**Отрывок из текста**
========

А вот еще маленький эпизод из этой же домашней, канцелярской и негласной драмы. Сенатор отправился в Екатеринбург со своей свитой. Влюбленный чиновник не мог выносить разлуку с кумиром своим. На дороге, в городе Кунгуре, в котором назначен был первый ночлег, он наклепал на себя боль в глазах и выпросил позволение возвратиться в Пермь. По приезде в город, он на другой день был поражен сильным воспалением глаз. Во все время отсутствия сенатора, то есть около трех недель, просидел он один в темной комнате. Подите, не верьте после того, что каждая ложь, каждый грех не несут, рано или поздно, им подобающей кары на земле. Как бы то ни было, молодой влюбленный чиновник сглазил себя поклепом на глаза свои.

* * *

В первых годах текущего столетия французская труппа при петербургском театре отличалась многими первостепенными дарованиями. Что ни говори, а хороший иностранный театр в столице есть роскошь не только позволительная, но и полезная и просветительная. Подобная роскошь не может подавлять развитие туземного театра – напротив. А если и подавляет, то разве в том случае, когда туземного настоящего, самобытного театра нет. Есть театральная дирекция, есть и актеры, есть и драматические писатели, пожалуй, есть и публика, но все же нет театра, а есть что-то вроде полубарских затей.

В числе отличных французских актеров особенно выделялся комик необыкновенного дарования, Фрожер. Он был любим двором и обществом: забавлял их и смешил. Кроме сценических успехов, ценили в нем и дарование искусного и оригинального рассказчика. Был он к тому же и отличный мистификатор. Между прочими рассказами был один очень забавный.

Какой-то несчастный, за проделки свои, был осужден на повешение, но он с виселицы сорвался живой, из благодарности сделался палачом, и впоследствии пришлось ему повесить палача своего, который – на грех мастера нет – сам провинился и осужден был правосудием. Рассказ заключался следующим нравоучением:

Heureux celui qui peut render
Un bienfait a lui rendu;
Nais plus heureux qui peut pendre
Le beurreau qui Га pendu.

========

**Предоставленные записи**
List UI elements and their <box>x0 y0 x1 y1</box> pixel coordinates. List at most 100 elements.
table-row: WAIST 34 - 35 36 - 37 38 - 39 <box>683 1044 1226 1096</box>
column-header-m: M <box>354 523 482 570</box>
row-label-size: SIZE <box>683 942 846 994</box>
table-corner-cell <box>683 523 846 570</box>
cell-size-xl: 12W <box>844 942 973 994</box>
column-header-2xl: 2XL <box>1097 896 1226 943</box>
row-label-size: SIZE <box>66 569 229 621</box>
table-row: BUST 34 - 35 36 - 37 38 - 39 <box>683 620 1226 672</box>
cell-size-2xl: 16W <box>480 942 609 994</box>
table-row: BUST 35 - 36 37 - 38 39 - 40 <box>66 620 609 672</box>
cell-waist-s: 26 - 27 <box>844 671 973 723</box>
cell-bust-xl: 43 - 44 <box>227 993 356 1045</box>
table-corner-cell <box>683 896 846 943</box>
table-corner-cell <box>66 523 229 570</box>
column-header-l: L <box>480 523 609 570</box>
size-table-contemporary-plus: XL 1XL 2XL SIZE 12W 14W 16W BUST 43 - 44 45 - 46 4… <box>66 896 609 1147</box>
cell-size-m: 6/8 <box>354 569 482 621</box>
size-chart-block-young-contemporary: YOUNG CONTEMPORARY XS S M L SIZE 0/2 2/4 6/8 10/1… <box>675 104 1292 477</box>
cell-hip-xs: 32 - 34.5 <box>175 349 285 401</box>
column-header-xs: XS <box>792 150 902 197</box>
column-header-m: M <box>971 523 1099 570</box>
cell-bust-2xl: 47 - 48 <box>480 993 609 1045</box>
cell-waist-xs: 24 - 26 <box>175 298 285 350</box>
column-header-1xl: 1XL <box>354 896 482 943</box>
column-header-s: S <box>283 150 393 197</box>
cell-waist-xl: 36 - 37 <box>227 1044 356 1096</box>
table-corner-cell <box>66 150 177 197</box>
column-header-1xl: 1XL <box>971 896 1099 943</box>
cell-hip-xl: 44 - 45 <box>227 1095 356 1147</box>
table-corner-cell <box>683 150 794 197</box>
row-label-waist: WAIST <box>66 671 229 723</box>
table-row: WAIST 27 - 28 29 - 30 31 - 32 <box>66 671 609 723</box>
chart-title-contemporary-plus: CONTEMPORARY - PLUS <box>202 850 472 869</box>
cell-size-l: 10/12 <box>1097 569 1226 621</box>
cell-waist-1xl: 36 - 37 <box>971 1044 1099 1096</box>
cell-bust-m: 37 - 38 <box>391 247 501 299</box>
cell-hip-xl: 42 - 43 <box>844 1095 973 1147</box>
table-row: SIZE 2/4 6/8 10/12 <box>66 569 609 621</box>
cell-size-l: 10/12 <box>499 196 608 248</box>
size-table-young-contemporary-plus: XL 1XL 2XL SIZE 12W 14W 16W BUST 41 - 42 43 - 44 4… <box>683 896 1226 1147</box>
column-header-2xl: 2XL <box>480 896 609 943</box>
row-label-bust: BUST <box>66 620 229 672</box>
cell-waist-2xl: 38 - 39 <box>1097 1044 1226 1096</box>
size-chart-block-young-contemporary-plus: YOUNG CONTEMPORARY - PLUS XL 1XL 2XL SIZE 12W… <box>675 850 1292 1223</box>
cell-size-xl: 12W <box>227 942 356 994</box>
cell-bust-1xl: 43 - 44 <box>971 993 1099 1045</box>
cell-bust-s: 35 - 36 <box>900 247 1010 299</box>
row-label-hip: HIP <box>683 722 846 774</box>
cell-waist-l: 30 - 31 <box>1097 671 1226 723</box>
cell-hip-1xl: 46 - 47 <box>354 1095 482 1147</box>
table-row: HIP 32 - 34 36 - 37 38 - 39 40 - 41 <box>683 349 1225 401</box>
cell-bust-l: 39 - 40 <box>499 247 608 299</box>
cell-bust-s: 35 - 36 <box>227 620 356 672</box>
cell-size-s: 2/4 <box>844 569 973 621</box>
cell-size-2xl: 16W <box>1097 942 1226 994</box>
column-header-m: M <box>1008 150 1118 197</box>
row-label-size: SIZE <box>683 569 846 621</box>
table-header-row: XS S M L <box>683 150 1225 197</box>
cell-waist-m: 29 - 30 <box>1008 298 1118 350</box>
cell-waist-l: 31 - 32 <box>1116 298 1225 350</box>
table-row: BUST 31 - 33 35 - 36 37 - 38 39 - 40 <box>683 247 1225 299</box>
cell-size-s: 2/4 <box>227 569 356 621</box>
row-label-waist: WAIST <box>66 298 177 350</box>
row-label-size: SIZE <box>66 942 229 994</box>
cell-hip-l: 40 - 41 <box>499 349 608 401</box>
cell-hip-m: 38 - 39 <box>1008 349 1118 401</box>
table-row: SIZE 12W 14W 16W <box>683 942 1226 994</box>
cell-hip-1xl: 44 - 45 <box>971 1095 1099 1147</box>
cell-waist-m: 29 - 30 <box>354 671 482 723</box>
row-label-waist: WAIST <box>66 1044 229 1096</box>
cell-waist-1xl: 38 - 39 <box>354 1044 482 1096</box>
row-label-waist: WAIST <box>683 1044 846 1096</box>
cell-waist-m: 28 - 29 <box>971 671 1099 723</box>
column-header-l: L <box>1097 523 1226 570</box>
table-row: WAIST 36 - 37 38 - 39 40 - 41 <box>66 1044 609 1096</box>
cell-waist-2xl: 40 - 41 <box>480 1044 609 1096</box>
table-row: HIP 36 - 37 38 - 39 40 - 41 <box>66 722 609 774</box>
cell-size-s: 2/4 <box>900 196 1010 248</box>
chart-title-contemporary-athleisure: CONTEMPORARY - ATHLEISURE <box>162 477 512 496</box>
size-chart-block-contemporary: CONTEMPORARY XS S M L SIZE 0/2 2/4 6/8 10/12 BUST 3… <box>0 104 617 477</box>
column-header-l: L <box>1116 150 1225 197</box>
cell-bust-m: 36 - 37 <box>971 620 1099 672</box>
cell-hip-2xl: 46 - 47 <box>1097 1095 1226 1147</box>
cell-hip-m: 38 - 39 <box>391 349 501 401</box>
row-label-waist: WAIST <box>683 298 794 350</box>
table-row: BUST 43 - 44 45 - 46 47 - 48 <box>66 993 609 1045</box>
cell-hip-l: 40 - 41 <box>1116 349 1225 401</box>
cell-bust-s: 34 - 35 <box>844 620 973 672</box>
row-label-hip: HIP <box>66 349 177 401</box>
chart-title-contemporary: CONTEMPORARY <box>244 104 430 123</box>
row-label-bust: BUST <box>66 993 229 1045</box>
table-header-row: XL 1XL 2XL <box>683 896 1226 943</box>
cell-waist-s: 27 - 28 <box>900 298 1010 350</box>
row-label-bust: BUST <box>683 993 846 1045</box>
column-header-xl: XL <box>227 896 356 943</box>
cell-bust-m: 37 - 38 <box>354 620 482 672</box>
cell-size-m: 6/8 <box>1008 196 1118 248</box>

========

**Вопросы и задания**
**1.** Ответьте по отрывку на вопросы, каждый на отдельной строке:
(а) В каком городе был назначен первый ночлег сенатора по пути в Екатеринбург?
(б) Сколько времени чиновник просидел один в темной комнате?
(в) Как звали комика, который выделялся среди французских актеров петербургской труппы?
**2.** Верните без изменений часть отрывка между словами «Какой-то несчастный, за» и «qui Га pendu.», включая оба эти места.
**3.** Допишите продолжение отрывка о французском комике Фрожере и петербургском театре, начиная сразу после его последней строки.

**Ожидаемые ответы**
**1.**
(а) В Кунгуре.
(б) Около трех недель.
(в) Фрожер.

**2.**
Какой-то несчастный, за проделки свои, был осужден на повешение, но он с виселицы сорвался живой, из благодарности сделался палачом, и впоследствии пришлось ему повесить палача своего, который – на грех мастера нет – сам провинился и осужден был правосудием. Рассказ заключался следующим нравоучением:

Heureux celui qui peut render
Un bienfait a lui rendu;
Nais plus heureux qui peut pendre
Le beurreau qui Га pendu.

**3.**
Это нравоучение можно, кажется, так передать по-русски:

Тот может быть несказанно-утешен,
Кто за услугу сам воздать услугой мог;
Но счастливей еще, кого сподобит Бог
Повесить палача, которым был повешен.

Заметим мимоходом, что по свойству нашего языка, трудно, если не вовсе нельзя, перевести короткие французские стихи такими же короткими русскими стихами. Наш Великоросский язык богат и великороссийскими, или длинно-российскими словами, которых не скоро упрячешь в стих. Да и обороты французских выражений легче и поворотливее, чем наши.

* * *

Мы сказали, что Фрожер был искусный мистификатор. Этому слову нет соответственного у нас. Мистификация не просто одурачение, как значится в наших словарях. Это, в своем роде, разыгрывание маленькой домашней драматической шутки. В старину, особенно во Франции – а следовательно, и к нам перешло – были, так сказать, присяжные мистификаторы, которые упражнялись и забавлялись над простодушием и легковерием простаков и добряков. Так например, Фрожер, мастер гримироваться и переряжаться, не только перед лампами и освещением сцены, но и днем и запросто в комнате, бывал представляем в разные салоны под видом то врачебной европейской знаменитости, приехавшей в Петербург, то под известным именем какого-нибудь англичанина или немца, и так далее. До конца вечера разыгрывал он невозмутимо принятую на себя роль. В обществе находились доверчивые простачки. Легко вообразить, какие выходили тут забавные недоразумения и qui pro quo (прошу покорнейше и это слово перевести по-русски).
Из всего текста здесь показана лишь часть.